PROBLEM REQUIREMENTS: Your answer should be a single number: the count of lines holding the word "SRMTID".

INFORMATION GIVEN:
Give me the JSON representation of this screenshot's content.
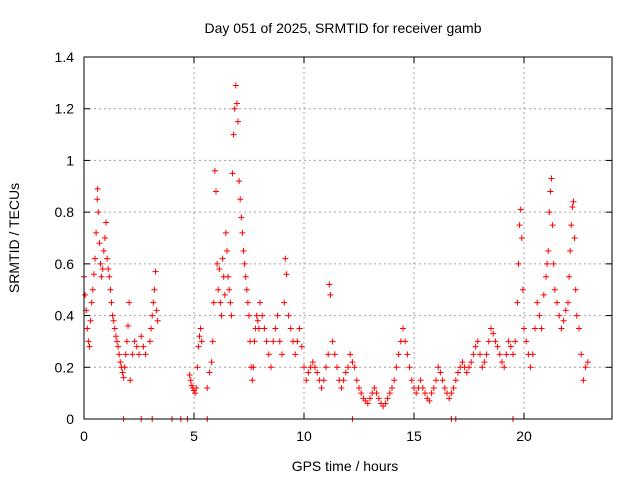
{
  "chart_data": {
    "type": "scatter",
    "title": "Day 051 of 2025, SRMTID for receiver gamb",
    "xlabel": "GPS time / hours",
    "ylabel": "SRMTID / TECUs",
    "xlim": [
      0,
      24
    ],
    "ylim": [
      0,
      1.4
    ],
    "xticks": [
      0,
      5,
      10,
      15,
      20
    ],
    "yticks": [
      0,
      0.2,
      0.4,
      0.6,
      0.8,
      1,
      1.2,
      1.4
    ],
    "xtick_labels": [
      "0",
      "5",
      "10",
      "15",
      "20"
    ],
    "ytick_labels": [
      "0",
      "0.2",
      "0.4",
      "0.6",
      "0.8",
      "1",
      "1.2",
      "1.4"
    ],
    "grid": true,
    "marker": "plus",
    "series": [
      {
        "name": "SRMTID",
        "color": "#ff0000",
        "points": [
          [
            0.0,
            0.55
          ],
          [
            0.05,
            0.48
          ],
          [
            0.1,
            0.42
          ],
          [
            0.15,
            0.35
          ],
          [
            0.2,
            0.3
          ],
          [
            0.25,
            0.28
          ],
          [
            0.3,
            0.38
          ],
          [
            0.35,
            0.45
          ],
          [
            0.4,
            0.5
          ],
          [
            0.45,
            0.56
          ],
          [
            0.5,
            0.62
          ],
          [
            0.55,
            0.72
          ],
          [
            0.6,
            0.85
          ],
          [
            0.62,
            0.89
          ],
          [
            0.65,
            0.8
          ],
          [
            0.7,
            0.68
          ],
          [
            0.75,
            0.6
          ],
          [
            0.8,
            0.55
          ],
          [
            0.85,
            0.58
          ],
          [
            0.9,
            0.65
          ],
          [
            0.95,
            0.7
          ],
          [
            1.0,
            0.76
          ],
          [
            1.05,
            0.62
          ],
          [
            1.1,
            0.58
          ],
          [
            1.15,
            0.55
          ],
          [
            1.2,
            0.5
          ],
          [
            1.25,
            0.45
          ],
          [
            1.3,
            0.4
          ],
          [
            1.35,
            0.38
          ],
          [
            1.4,
            0.35
          ],
          [
            1.45,
            0.32
          ],
          [
            1.5,
            0.3
          ],
          [
            1.55,
            0.28
          ],
          [
            1.6,
            0.25
          ],
          [
            1.65,
            0.22
          ],
          [
            1.7,
            0.2
          ],
          [
            1.75,
            0.18
          ],
          [
            1.8,
            0.16
          ],
          [
            1.85,
            0.2
          ],
          [
            1.9,
            0.25
          ],
          [
            1.95,
            0.3
          ],
          [
            2.0,
            0.36
          ],
          [
            2.05,
            0.45
          ],
          [
            2.1,
            0.15
          ],
          [
            2.2,
            0.25
          ],
          [
            2.3,
            0.3
          ],
          [
            2.4,
            0.28
          ],
          [
            2.5,
            0.25
          ],
          [
            2.6,
            0.32
          ],
          [
            2.7,
            0.28
          ],
          [
            2.8,
            0.25
          ],
          [
            3.0,
            0.3
          ],
          [
            3.05,
            0.35
          ],
          [
            3.1,
            0.4
          ],
          [
            3.15,
            0.45
          ],
          [
            3.2,
            0.5
          ],
          [
            3.25,
            0.57
          ],
          [
            3.3,
            0.42
          ],
          [
            3.35,
            0.38
          ],
          [
            4.8,
            0.17
          ],
          [
            4.85,
            0.15
          ],
          [
            4.9,
            0.13
          ],
          [
            4.95,
            0.12
          ],
          [
            5.0,
            0.11
          ],
          [
            5.05,
            0.1
          ],
          [
            5.1,
            0.12
          ],
          [
            5.15,
            0.2
          ],
          [
            5.2,
            0.28
          ],
          [
            5.25,
            0.32
          ],
          [
            5.3,
            0.35
          ],
          [
            5.35,
            0.3
          ],
          [
            5.6,
            0.12
          ],
          [
            5.7,
            0.18
          ],
          [
            5.8,
            0.22
          ],
          [
            5.85,
            0.3
          ],
          [
            5.9,
            0.45
          ],
          [
            5.95,
            0.96
          ],
          [
            6.0,
            0.88
          ],
          [
            6.05,
            0.6
          ],
          [
            6.1,
            0.5
          ],
          [
            6.15,
            0.58
          ],
          [
            6.2,
            0.45
          ],
          [
            6.25,
            0.4
          ],
          [
            6.3,
            0.62
          ],
          [
            6.35,
            0.55
          ],
          [
            6.4,
            0.48
          ],
          [
            6.45,
            0.72
          ],
          [
            6.5,
            0.65
          ],
          [
            6.55,
            0.55
          ],
          [
            6.6,
            0.5
          ],
          [
            6.65,
            0.45
          ],
          [
            6.7,
            0.4
          ],
          [
            6.75,
            0.95
          ],
          [
            6.8,
            1.1
          ],
          [
            6.85,
            1.2
          ],
          [
            6.9,
            1.29
          ],
          [
            6.95,
            1.22
          ],
          [
            7.0,
            1.15
          ],
          [
            7.05,
            0.92
          ],
          [
            7.1,
            0.85
          ],
          [
            7.15,
            0.78
          ],
          [
            7.2,
            0.72
          ],
          [
            7.25,
            0.65
          ],
          [
            7.3,
            0.6
          ],
          [
            7.35,
            0.55
          ],
          [
            7.4,
            0.5
          ],
          [
            7.45,
            0.45
          ],
          [
            7.5,
            0.4
          ],
          [
            7.55,
            0.3
          ],
          [
            7.6,
            0.2
          ],
          [
            7.65,
            0.15
          ],
          [
            7.7,
            0.2
          ],
          [
            7.75,
            0.3
          ],
          [
            7.8,
            0.35
          ],
          [
            7.85,
            0.4
          ],
          [
            7.9,
            0.38
          ],
          [
            7.95,
            0.35
          ],
          [
            8.0,
            0.45
          ],
          [
            8.1,
            0.4
          ],
          [
            8.2,
            0.35
          ],
          [
            8.3,
            0.3
          ],
          [
            8.4,
            0.25
          ],
          [
            8.5,
            0.2
          ],
          [
            8.6,
            0.3
          ],
          [
            8.7,
            0.35
          ],
          [
            8.8,
            0.4
          ],
          [
            8.9,
            0.3
          ],
          [
            9.0,
            0.25
          ],
          [
            9.1,
            0.45
          ],
          [
            9.15,
            0.62
          ],
          [
            9.2,
            0.56
          ],
          [
            9.3,
            0.4
          ],
          [
            9.4,
            0.35
          ],
          [
            9.5,
            0.3
          ],
          [
            9.6,
            0.25
          ],
          [
            9.7,
            0.3
          ],
          [
            9.8,
            0.35
          ],
          [
            9.9,
            0.28
          ],
          [
            10.0,
            0.2
          ],
          [
            10.1,
            0.15
          ],
          [
            10.2,
            0.18
          ],
          [
            10.3,
            0.2
          ],
          [
            10.4,
            0.22
          ],
          [
            10.5,
            0.2
          ],
          [
            10.6,
            0.18
          ],
          [
            10.7,
            0.15
          ],
          [
            10.8,
            0.12
          ],
          [
            10.9,
            0.15
          ],
          [
            11.0,
            0.2
          ],
          [
            11.1,
            0.25
          ],
          [
            11.15,
            0.52
          ],
          [
            11.2,
            0.48
          ],
          [
            11.3,
            0.3
          ],
          [
            11.4,
            0.25
          ],
          [
            11.5,
            0.2
          ],
          [
            11.6,
            0.15
          ],
          [
            11.7,
            0.12
          ],
          [
            11.8,
            0.15
          ],
          [
            11.9,
            0.18
          ],
          [
            12.0,
            0.2
          ],
          [
            12.1,
            0.25
          ],
          [
            12.2,
            0.22
          ],
          [
            12.3,
            0.2
          ],
          [
            12.4,
            0.15
          ],
          [
            12.5,
            0.12
          ],
          [
            12.6,
            0.1
          ],
          [
            12.7,
            0.08
          ],
          [
            12.8,
            0.07
          ],
          [
            12.9,
            0.06
          ],
          [
            13.0,
            0.08
          ],
          [
            13.1,
            0.1
          ],
          [
            13.2,
            0.12
          ],
          [
            13.3,
            0.1
          ],
          [
            13.4,
            0.08
          ],
          [
            13.5,
            0.06
          ],
          [
            13.6,
            0.05
          ],
          [
            13.7,
            0.06
          ],
          [
            13.8,
            0.08
          ],
          [
            13.9,
            0.1
          ],
          [
            14.0,
            0.12
          ],
          [
            14.1,
            0.15
          ],
          [
            14.2,
            0.2
          ],
          [
            14.3,
            0.25
          ],
          [
            14.4,
            0.3
          ],
          [
            14.5,
            0.35
          ],
          [
            14.6,
            0.3
          ],
          [
            14.7,
            0.25
          ],
          [
            14.8,
            0.2
          ],
          [
            14.9,
            0.15
          ],
          [
            15.0,
            0.12
          ],
          [
            15.1,
            0.1
          ],
          [
            15.2,
            0.12
          ],
          [
            15.3,
            0.15
          ],
          [
            15.4,
            0.12
          ],
          [
            15.5,
            0.1
          ],
          [
            15.6,
            0.08
          ],
          [
            15.7,
            0.07
          ],
          [
            15.8,
            0.1
          ],
          [
            15.9,
            0.12
          ],
          [
            16.0,
            0.15
          ],
          [
            16.1,
            0.2
          ],
          [
            16.2,
            0.18
          ],
          [
            16.3,
            0.15
          ],
          [
            16.4,
            0.12
          ],
          [
            16.5,
            0.1
          ],
          [
            16.6,
            0.08
          ],
          [
            16.7,
            0.1
          ],
          [
            16.8,
            0.12
          ],
          [
            16.9,
            0.15
          ],
          [
            17.0,
            0.18
          ],
          [
            17.1,
            0.2
          ],
          [
            17.2,
            0.22
          ],
          [
            17.3,
            0.2
          ],
          [
            17.4,
            0.18
          ],
          [
            17.5,
            0.2
          ],
          [
            17.6,
            0.22
          ],
          [
            17.7,
            0.25
          ],
          [
            17.8,
            0.28
          ],
          [
            17.9,
            0.3
          ],
          [
            18.0,
            0.25
          ],
          [
            18.1,
            0.2
          ],
          [
            18.2,
            0.22
          ],
          [
            18.3,
            0.25
          ],
          [
            18.4,
            0.3
          ],
          [
            18.5,
            0.35
          ],
          [
            18.6,
            0.33
          ],
          [
            18.7,
            0.3
          ],
          [
            18.8,
            0.28
          ],
          [
            18.9,
            0.25
          ],
          [
            19.0,
            0.22
          ],
          [
            19.1,
            0.2
          ],
          [
            19.2,
            0.25
          ],
          [
            19.3,
            0.3
          ],
          [
            19.4,
            0.28
          ],
          [
            19.5,
            0.25
          ],
          [
            19.6,
            0.3
          ],
          [
            19.7,
            0.45
          ],
          [
            19.75,
            0.6
          ],
          [
            19.8,
            0.75
          ],
          [
            19.85,
            0.81
          ],
          [
            19.9,
            0.7
          ],
          [
            19.95,
            0.5
          ],
          [
            20.0,
            0.35
          ],
          [
            20.1,
            0.3
          ],
          [
            20.2,
            0.25
          ],
          [
            20.3,
            0.2
          ],
          [
            20.4,
            0.25
          ],
          [
            20.5,
            0.35
          ],
          [
            20.6,
            0.45
          ],
          [
            20.7,
            0.4
          ],
          [
            20.8,
            0.35
          ],
          [
            20.9,
            0.48
          ],
          [
            21.0,
            0.55
          ],
          [
            21.05,
            0.6
          ],
          [
            21.1,
            0.65
          ],
          [
            21.15,
            0.8
          ],
          [
            21.2,
            0.88
          ],
          [
            21.25,
            0.93
          ],
          [
            21.3,
            0.75
          ],
          [
            21.35,
            0.6
          ],
          [
            21.4,
            0.5
          ],
          [
            21.5,
            0.45
          ],
          [
            21.6,
            0.4
          ],
          [
            21.7,
            0.35
          ],
          [
            21.8,
            0.38
          ],
          [
            21.9,
            0.42
          ],
          [
            22.0,
            0.45
          ],
          [
            22.05,
            0.55
          ],
          [
            22.1,
            0.65
          ],
          [
            22.15,
            0.75
          ],
          [
            22.2,
            0.82
          ],
          [
            22.25,
            0.84
          ],
          [
            22.3,
            0.7
          ],
          [
            22.35,
            0.5
          ],
          [
            22.4,
            0.4
          ],
          [
            22.5,
            0.35
          ],
          [
            22.6,
            0.25
          ],
          [
            22.7,
            0.15
          ],
          [
            22.8,
            0.2
          ],
          [
            22.9,
            0.22
          ]
        ]
      }
    ],
    "zero_markers_x": [
      1.8,
      2.6,
      3.1,
      4.0,
      4.4,
      4.7,
      5.6,
      12.2,
      16.7,
      16.9,
      19.5
    ]
  }
}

OUTPUT: 3